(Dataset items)
•••••

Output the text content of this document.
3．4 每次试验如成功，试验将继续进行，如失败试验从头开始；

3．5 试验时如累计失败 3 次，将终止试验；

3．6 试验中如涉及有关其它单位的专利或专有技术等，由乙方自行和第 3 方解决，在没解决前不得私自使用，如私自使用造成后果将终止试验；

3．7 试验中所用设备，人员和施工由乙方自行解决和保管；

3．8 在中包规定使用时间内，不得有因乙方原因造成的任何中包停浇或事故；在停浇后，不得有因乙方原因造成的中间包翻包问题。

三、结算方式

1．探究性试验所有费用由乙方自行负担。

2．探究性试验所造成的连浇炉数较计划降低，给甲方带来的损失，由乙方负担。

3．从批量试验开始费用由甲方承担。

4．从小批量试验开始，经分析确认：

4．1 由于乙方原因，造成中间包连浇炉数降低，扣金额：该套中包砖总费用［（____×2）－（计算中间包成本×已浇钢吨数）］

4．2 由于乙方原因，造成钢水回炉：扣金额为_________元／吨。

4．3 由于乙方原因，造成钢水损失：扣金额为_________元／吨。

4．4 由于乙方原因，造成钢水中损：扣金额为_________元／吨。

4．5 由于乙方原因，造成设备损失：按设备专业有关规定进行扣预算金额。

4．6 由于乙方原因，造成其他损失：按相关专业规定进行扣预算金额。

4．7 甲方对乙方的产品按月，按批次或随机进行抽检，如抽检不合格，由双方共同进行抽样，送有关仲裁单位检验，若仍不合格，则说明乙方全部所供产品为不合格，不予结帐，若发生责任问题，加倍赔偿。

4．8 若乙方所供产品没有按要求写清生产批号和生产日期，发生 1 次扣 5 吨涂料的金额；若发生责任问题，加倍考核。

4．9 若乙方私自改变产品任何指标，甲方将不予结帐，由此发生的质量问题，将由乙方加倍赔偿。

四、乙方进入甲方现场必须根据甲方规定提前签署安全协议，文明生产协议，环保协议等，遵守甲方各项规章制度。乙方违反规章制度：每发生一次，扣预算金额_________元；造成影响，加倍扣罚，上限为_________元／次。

•••••

YOUR INSTRUCTIONS: Each of the records should be retyped exactly.

EXPECTED ANSWER:
Output the text content of this document.
3．4 每次试验如成功，试验将继续进行，如失败试验从头开始；

3．5 试验时如累计失败 3 次，将终止试验；

3．6 试验中如涉及有关其它单位的专利或专有技术等，由乙方自行和第 3 方解决，在没解决前不得私自使用，如私自使用造成后果将终止试验；

3．7 试验中所用设备，人员和施工由乙方自行解决和保管；

3．8 在中包规定使用时间内，不得有因乙方原因造成的任何中包停浇或事故；在停浇后，不得有因乙方原因造成的中间包翻包问题。

三、结算方式

1．探究性试验所有费用由乙方自行负担。

2．探究性试验所造成的连浇炉数较计划降低，给甲方带来的损失，由乙方负担。

3．从批量试验开始费用由甲方承担。

4．从小批量试验开始，经分析确认：

4．1 由于乙方原因，造成中间包连浇炉数降低，扣金额：该套中包砖总费用［（____×2）－（计算中间包成本×已浇钢吨数）］

4．2 由于乙方原因，造成钢水回炉：扣金额为_________元／吨。

4．3 由于乙方原因，造成钢水损失：扣金额为_________元／吨。

4．4 由于乙方原因，造成钢水中损：扣金额为_________元／吨。

4．5 由于乙方原因，造成设备损失：按设备专业有关规定进行扣预算金额。

4．6 由于乙方原因，造成其他损失：按相关专业规定进行扣预算金额。

4．7 甲方对乙方的产品按月，按批次或随机进行抽检，如抽检不合格，由双方共同进行抽样，送有关仲裁单位检验，若仍不合格，则说明乙方全部所供产品为不合格，不予结帐，若发生责任问题，加倍赔偿。

4．8 若乙方所供产品没有按要求写清生产批号和生产日期，发生 1 次扣 5 吨涂料的金额；若发生责任问题，加倍考核。

4．9 若乙方私自改变产品任何指标，甲方将不予结帐，由此发生的质量问题，将由乙方加倍赔偿。

四、乙方进入甲方现场必须根据甲方规定提前签署安全协议，文明生产协议，环保协议等，遵守甲方各项规章制度。乙方违反规章制度：每发生一次，扣预算金额_________元；造成影响，加倍扣罚，上限为_________元／次。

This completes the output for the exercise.